■ Objective: Reproduce the lines of the material below exactly, beginning with the line containing "438, 532, 456]" and continuing down through the line containing "432, 419, 458]", with both of those lines included.

■ Element location listings:
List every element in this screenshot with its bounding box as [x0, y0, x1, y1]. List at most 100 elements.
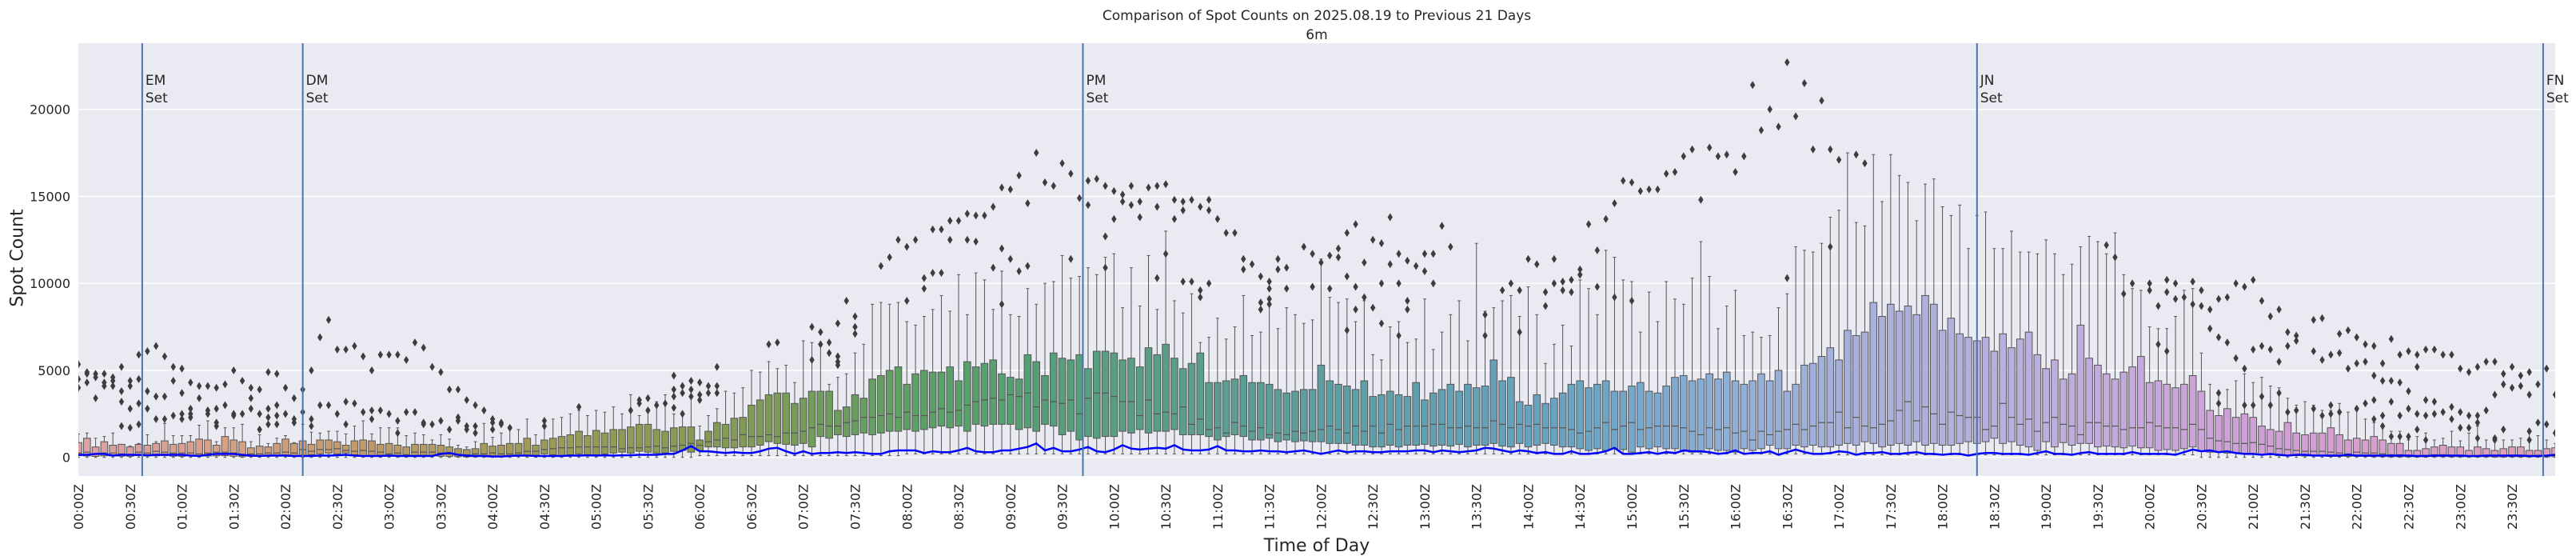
box	[523, 438, 532, 456]
outlier-marker	[248, 383, 254, 392]
box	[1515, 401, 1524, 444]
box	[807, 390, 816, 448]
box-group	[1524, 286, 1533, 454]
box	[281, 438, 289, 457]
box	[592, 430, 600, 455]
box	[1481, 386, 1489, 446]
outlier-marker	[2544, 364, 2550, 373]
outlier-marker	[688, 392, 694, 401]
chart-title: Comparison of Spot Counts on 2025.08.19 …	[1102, 8, 1532, 24]
box	[1110, 352, 1119, 438]
box	[2275, 430, 2283, 457]
box-group	[920, 316, 928, 454]
outlier-marker	[2415, 350, 2420, 359]
box	[1999, 333, 2007, 444]
x-tick-label: 13:00Z	[1418, 484, 1433, 530]
box	[2137, 356, 2145, 449]
box-group	[411, 432, 419, 458]
outlier-marker	[1569, 288, 1574, 297]
box	[652, 429, 661, 454]
outlier-marker	[2242, 401, 2247, 410]
outlier-marker	[2224, 338, 2231, 347]
x-tick-label: 00:30Z	[123, 484, 138, 530]
outlier-marker	[2285, 328, 2291, 337]
outlier-marker	[118, 387, 125, 396]
outlier-marker	[1585, 220, 1592, 229]
box-group	[816, 346, 825, 457]
outlier-marker	[282, 383, 289, 392]
outlier-marker	[127, 423, 133, 432]
outlier-marker	[2371, 371, 2377, 380]
outlier-marker	[680, 410, 685, 418]
outlier-marker	[1422, 250, 1428, 258]
outlier-marker	[1007, 185, 1013, 194]
box	[773, 392, 782, 444]
box	[834, 410, 842, 435]
outlier-marker	[2199, 286, 2204, 294]
box-group	[903, 321, 911, 454]
box-group	[971, 272, 980, 454]
outlier-marker	[2250, 401, 2256, 410]
box-group	[1162, 230, 1170, 454]
box	[928, 371, 937, 429]
outlier-marker	[2250, 345, 2256, 354]
box	[221, 436, 229, 457]
outlier-marker	[1180, 206, 1186, 214]
x-tick-label: 07:30Z	[847, 484, 863, 530]
box-group	[1412, 338, 1420, 454]
outlier-marker	[2379, 377, 2386, 386]
box-group	[1800, 250, 1808, 454]
box	[2266, 429, 2275, 455]
x-tick-label: 03:00Z	[382, 484, 397, 530]
outlier-marker	[2431, 410, 2438, 418]
box	[1092, 350, 1101, 439]
outlier-marker	[2172, 279, 2179, 288]
box	[2024, 331, 2033, 448]
outlier-marker	[1344, 229, 1350, 238]
x-tick-label: 20:00Z	[2143, 484, 2158, 530]
outlier-marker	[1637, 186, 1643, 195]
box-group	[1291, 314, 1299, 454]
box	[2068, 373, 2076, 446]
outlier-marker	[2328, 410, 2334, 418]
outlier-marker	[696, 395, 703, 404]
box	[428, 443, 437, 457]
box	[1558, 392, 1567, 448]
box-group	[1852, 222, 1860, 455]
outlier-marker	[714, 382, 720, 390]
box-group	[1904, 182, 1912, 455]
outlier-marker	[1318, 258, 1324, 267]
outlier-marker	[1275, 265, 1281, 274]
box-group	[998, 270, 1006, 454]
box	[1964, 337, 1972, 442]
outlier-marker	[170, 411, 176, 420]
x-tick-label: 06:00Z	[692, 484, 708, 530]
box	[1438, 389, 1446, 446]
outlier-marker	[1378, 239, 1385, 248]
box-group	[1378, 359, 1386, 454]
outlier-marker	[1198, 286, 1203, 294]
box-group	[928, 309, 937, 454]
x-tick-label: 14:30Z	[1573, 484, 1588, 530]
outlier-marker	[1189, 195, 1194, 204]
outlier-marker	[1119, 190, 1126, 199]
box-group	[1403, 342, 1412, 454]
outlier-marker	[507, 423, 512, 432]
box	[1731, 380, 1740, 453]
box-group	[1869, 154, 1878, 455]
outlier-marker	[818, 340, 823, 349]
outlier-marker	[714, 362, 720, 371]
box-group	[1334, 302, 1342, 454]
outlier-marker	[403, 355, 409, 364]
box	[1205, 382, 1213, 438]
chart-subtitle: 6m	[1306, 27, 1328, 43]
outlier-marker	[395, 350, 401, 359]
outlier-marker	[421, 420, 426, 429]
outlier-marker	[2199, 302, 2204, 310]
box-group	[2094, 241, 2102, 455]
outlier-marker	[1103, 232, 1108, 241]
box	[2180, 383, 2188, 450]
outlier-marker	[403, 408, 409, 417]
box-group	[2361, 418, 2370, 458]
box	[1792, 383, 1800, 446]
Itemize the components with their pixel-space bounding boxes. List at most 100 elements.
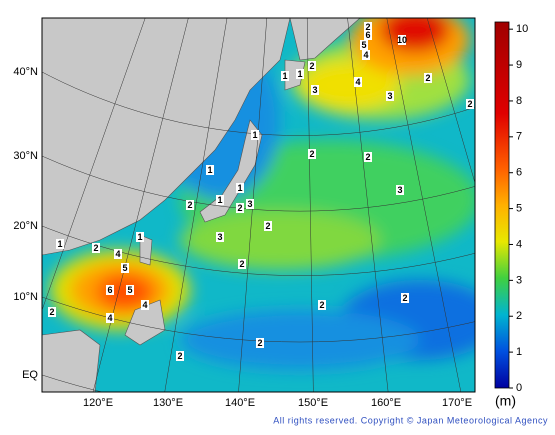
contour-label-bg: [264, 221, 272, 231]
contour-label: 4: [355, 77, 360, 87]
contour-label-bg: [136, 232, 144, 242]
lon-label: 140°E: [225, 397, 255, 409]
contour-label: 2: [309, 61, 314, 71]
contour-label: 3: [217, 232, 222, 242]
contour-label: 2: [365, 22, 370, 32]
contour-label-bg: [56, 239, 64, 249]
contour-label: 1: [57, 239, 62, 249]
colorbar-tick-label: 2: [516, 310, 522, 322]
contour-label-bg: [236, 183, 244, 193]
colorbar-tick-label: 8: [516, 95, 522, 107]
contour-label-bg: [238, 259, 246, 269]
contour-label: 1: [297, 69, 302, 79]
contour-label: 5: [361, 40, 366, 50]
contour-label-bg: [398, 35, 406, 45]
lat-label: 30°N: [13, 150, 38, 162]
meridian: [238, 18, 268, 392]
meridian: [164, 18, 228, 392]
contour-label: 2: [265, 221, 270, 231]
meridian: [42, 18, 146, 311]
contour-label: 2: [257, 338, 262, 348]
copyright: All rights reserved. Copyright © Japan M…: [273, 415, 548, 425]
contour-label-bg: [386, 91, 394, 101]
contour-label-bg: [360, 40, 368, 50]
meridian: [306, 18, 314, 392]
contour-label-bg: [176, 351, 184, 361]
meridian: [347, 18, 389, 392]
contour-label-bg: [106, 313, 114, 323]
colorbar-tick-label: 1: [516, 346, 522, 358]
colorbar-tick-label: 4: [516, 238, 522, 250]
contour-label-bg: [396, 185, 404, 195]
contour-label: 3: [397, 185, 402, 195]
lon-label: 160°E: [371, 397, 401, 409]
meridian: [386, 18, 462, 392]
contour-label-bg: [114, 249, 122, 259]
colorbar-tick-label: 6: [516, 167, 522, 179]
meridian: [92, 18, 189, 392]
contour-label: 4: [115, 249, 120, 259]
contour-label-bg: [246, 199, 254, 209]
contour-label-bg: [296, 69, 304, 79]
colorbar: [494, 21, 510, 389]
contour-label-bg: [251, 130, 259, 140]
map-frame: [41, 17, 476, 393]
contour-label-bg: [256, 338, 264, 348]
contour-label-bg: [354, 77, 362, 87]
contour-label: 2: [319, 300, 324, 310]
contour-label-bg: [48, 307, 56, 317]
contour-label-bg: [401, 293, 409, 303]
colorbar-tick-label: 10: [516, 23, 528, 35]
contour-label: 2: [402, 293, 407, 303]
contour-label-bg: [121, 263, 129, 273]
contour-label: 2: [177, 351, 182, 361]
contour-label: 10: [397, 35, 407, 45]
contour-label-bg: [364, 30, 372, 40]
contour-label: 5: [122, 263, 127, 273]
contour-label: 4: [107, 313, 112, 323]
contour-label-bg: [206, 165, 214, 175]
contour-label: 3: [312, 85, 317, 95]
contour-label: 3: [387, 91, 392, 101]
parallel: [42, 296, 475, 343]
contour-label-bg: [141, 300, 149, 310]
contour-label-bg: [216, 195, 224, 205]
lon-label: 130°E: [153, 397, 183, 409]
lat-label: EQ: [22, 369, 38, 381]
contour-label: 2: [93, 243, 98, 253]
contour-label: 4: [363, 50, 368, 60]
colorbar-tick-label: 3: [516, 274, 522, 286]
lon-label: 120°E: [83, 397, 113, 409]
contour-label-bg: [364, 22, 372, 32]
contour-label-bg: [186, 200, 194, 210]
contour-label: 3: [247, 199, 252, 209]
contour-label: 6: [107, 285, 112, 295]
parallel: [42, 225, 475, 276]
contour-label: 1: [252, 130, 257, 140]
contour-label-bg: [424, 73, 432, 83]
contour-label-bg: [308, 149, 316, 159]
contour-label: 2: [365, 152, 370, 162]
contour-label-bg: [318, 300, 326, 310]
colorbar-tick-label: 7: [516, 131, 522, 143]
contour-label-bg: [466, 99, 474, 109]
contour-label: 1: [217, 195, 222, 205]
contour-label: 2: [239, 259, 244, 269]
contour-label: 5: [127, 285, 132, 295]
contour-label: 4: [142, 300, 147, 310]
lon-label: 170°E: [442, 397, 472, 409]
colorbar-tick-label: 0: [516, 382, 522, 394]
contour-label: 2: [425, 73, 430, 83]
colorbar-tick-label: 5: [516, 202, 522, 214]
contour-label-bg: [126, 285, 134, 295]
parallel: [42, 71, 475, 136]
parallel: [42, 155, 475, 212]
contour-label: 2: [187, 200, 192, 210]
lat-label: 10°N: [13, 291, 38, 303]
contour-label: 1: [137, 232, 142, 242]
contour-label-bg: [92, 243, 100, 253]
lon-label: 150°E: [298, 397, 328, 409]
contour-label-bg: [362, 50, 370, 60]
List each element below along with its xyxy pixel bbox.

■ Complete answer:
box	[523, 438, 532, 456]
outlier-marker	[248, 383, 254, 392]
box	[1515, 401, 1524, 444]
box	[807, 390, 816, 448]
box-group	[1524, 286, 1533, 454]
box	[281, 438, 289, 457]
box	[592, 430, 600, 455]
box	[1481, 386, 1489, 446]
outlier-marker	[2544, 364, 2550, 373]
outlier-marker	[688, 392, 694, 401]
chart-title: Comparison of Spot Counts on 2025.08.19 …	[1102, 8, 1532, 24]
box	[1110, 352, 1119, 438]
box	[2275, 430, 2283, 457]
box-group	[920, 316, 928, 454]
outlier-marker	[2415, 350, 2420, 359]
box	[1999, 333, 2007, 444]
x-tick-label: 13:00Z	[1418, 484, 1433, 530]
box	[2137, 356, 2145, 449]
box-group	[411, 432, 419, 458]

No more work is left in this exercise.